- [Data items]
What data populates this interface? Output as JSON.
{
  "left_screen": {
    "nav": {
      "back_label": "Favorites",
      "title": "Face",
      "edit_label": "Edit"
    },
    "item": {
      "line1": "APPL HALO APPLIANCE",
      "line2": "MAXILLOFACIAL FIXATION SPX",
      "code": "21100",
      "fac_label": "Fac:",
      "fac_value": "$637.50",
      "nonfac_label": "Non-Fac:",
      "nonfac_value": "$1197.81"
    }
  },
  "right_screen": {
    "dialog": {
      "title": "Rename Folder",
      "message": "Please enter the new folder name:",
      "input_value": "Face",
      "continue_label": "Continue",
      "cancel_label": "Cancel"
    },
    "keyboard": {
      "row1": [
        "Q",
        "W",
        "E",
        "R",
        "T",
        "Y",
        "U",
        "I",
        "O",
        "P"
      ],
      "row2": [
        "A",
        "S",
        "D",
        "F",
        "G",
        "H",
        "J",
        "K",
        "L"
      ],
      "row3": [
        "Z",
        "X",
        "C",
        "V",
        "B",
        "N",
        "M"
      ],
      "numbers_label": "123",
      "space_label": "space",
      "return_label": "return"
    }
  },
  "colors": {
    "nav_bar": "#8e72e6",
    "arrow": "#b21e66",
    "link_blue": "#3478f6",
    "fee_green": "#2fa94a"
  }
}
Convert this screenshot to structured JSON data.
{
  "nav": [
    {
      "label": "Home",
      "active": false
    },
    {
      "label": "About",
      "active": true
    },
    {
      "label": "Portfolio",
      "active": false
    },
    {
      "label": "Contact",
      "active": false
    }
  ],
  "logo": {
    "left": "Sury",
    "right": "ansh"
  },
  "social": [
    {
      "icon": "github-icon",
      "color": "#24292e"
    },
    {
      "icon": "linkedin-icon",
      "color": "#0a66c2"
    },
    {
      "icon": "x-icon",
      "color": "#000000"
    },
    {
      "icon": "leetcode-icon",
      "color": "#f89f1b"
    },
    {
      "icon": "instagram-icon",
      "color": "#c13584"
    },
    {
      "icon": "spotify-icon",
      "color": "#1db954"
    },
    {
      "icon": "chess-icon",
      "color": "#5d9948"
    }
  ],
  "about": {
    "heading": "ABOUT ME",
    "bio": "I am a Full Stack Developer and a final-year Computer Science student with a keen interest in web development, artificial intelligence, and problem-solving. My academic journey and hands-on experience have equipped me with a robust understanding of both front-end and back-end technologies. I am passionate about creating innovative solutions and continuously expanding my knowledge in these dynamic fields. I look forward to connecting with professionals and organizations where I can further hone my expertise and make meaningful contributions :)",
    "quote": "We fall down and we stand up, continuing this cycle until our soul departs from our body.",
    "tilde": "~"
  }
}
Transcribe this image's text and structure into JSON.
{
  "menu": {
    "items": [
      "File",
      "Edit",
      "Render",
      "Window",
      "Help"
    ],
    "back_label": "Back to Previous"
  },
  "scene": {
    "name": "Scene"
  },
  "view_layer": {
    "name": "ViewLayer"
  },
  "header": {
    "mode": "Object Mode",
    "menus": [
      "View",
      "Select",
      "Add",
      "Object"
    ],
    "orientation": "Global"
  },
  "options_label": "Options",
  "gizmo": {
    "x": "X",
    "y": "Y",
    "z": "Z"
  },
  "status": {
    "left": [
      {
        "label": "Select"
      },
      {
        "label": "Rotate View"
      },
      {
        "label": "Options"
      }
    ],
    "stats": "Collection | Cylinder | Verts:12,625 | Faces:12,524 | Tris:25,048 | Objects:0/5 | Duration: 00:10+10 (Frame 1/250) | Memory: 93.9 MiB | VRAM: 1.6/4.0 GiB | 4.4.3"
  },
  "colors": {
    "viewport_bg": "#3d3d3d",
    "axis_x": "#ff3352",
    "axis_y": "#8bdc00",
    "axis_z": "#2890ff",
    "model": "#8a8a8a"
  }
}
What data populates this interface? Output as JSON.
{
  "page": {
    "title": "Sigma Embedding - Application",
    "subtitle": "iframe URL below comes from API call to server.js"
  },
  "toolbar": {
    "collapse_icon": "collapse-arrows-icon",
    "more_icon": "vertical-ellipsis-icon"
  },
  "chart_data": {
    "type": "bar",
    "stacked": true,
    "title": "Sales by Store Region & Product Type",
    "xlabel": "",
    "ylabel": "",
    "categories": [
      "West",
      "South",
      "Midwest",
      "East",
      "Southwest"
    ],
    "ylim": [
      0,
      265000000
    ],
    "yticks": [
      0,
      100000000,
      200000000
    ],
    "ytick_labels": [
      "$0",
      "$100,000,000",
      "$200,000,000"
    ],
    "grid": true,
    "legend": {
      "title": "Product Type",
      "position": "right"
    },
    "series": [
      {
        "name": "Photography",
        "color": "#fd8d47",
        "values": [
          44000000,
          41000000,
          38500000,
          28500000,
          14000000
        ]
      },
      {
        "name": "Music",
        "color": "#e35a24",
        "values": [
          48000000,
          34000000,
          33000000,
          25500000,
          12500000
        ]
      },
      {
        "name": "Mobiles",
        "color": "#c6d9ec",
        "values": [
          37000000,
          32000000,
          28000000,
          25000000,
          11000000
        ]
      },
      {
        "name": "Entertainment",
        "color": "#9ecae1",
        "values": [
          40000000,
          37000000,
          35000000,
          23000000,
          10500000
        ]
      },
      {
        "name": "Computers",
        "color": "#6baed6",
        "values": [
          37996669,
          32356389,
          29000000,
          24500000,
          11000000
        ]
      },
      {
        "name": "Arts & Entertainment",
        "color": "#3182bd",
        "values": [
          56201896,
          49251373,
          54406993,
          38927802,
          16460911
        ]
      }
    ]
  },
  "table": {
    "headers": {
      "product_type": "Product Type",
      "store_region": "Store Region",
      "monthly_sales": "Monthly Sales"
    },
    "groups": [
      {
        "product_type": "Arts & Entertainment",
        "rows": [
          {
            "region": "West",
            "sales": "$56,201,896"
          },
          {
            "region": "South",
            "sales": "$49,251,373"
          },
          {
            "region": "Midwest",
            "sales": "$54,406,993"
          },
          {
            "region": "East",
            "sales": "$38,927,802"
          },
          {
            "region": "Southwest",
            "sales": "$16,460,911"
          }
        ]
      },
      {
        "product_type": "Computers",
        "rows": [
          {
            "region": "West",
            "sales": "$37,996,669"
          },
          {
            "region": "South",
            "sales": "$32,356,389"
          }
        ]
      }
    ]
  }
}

- [WHAT YOU ARE ASKED TO DO] Go through the records and pull out each line that includes the word "icon".

- [REPLY]
      "icon": "github-icon",
      "icon": "linkedin-icon",
      "icon": "x-icon",
      "icon": "leetcode-icon",
      "icon": "instagram-icon",
      "icon": "spotify-icon",
      "icon": "chess-icon",
    "collapse_icon": "collapse-arrows-icon",
    "more_icon": "vertical-ellipsis-icon"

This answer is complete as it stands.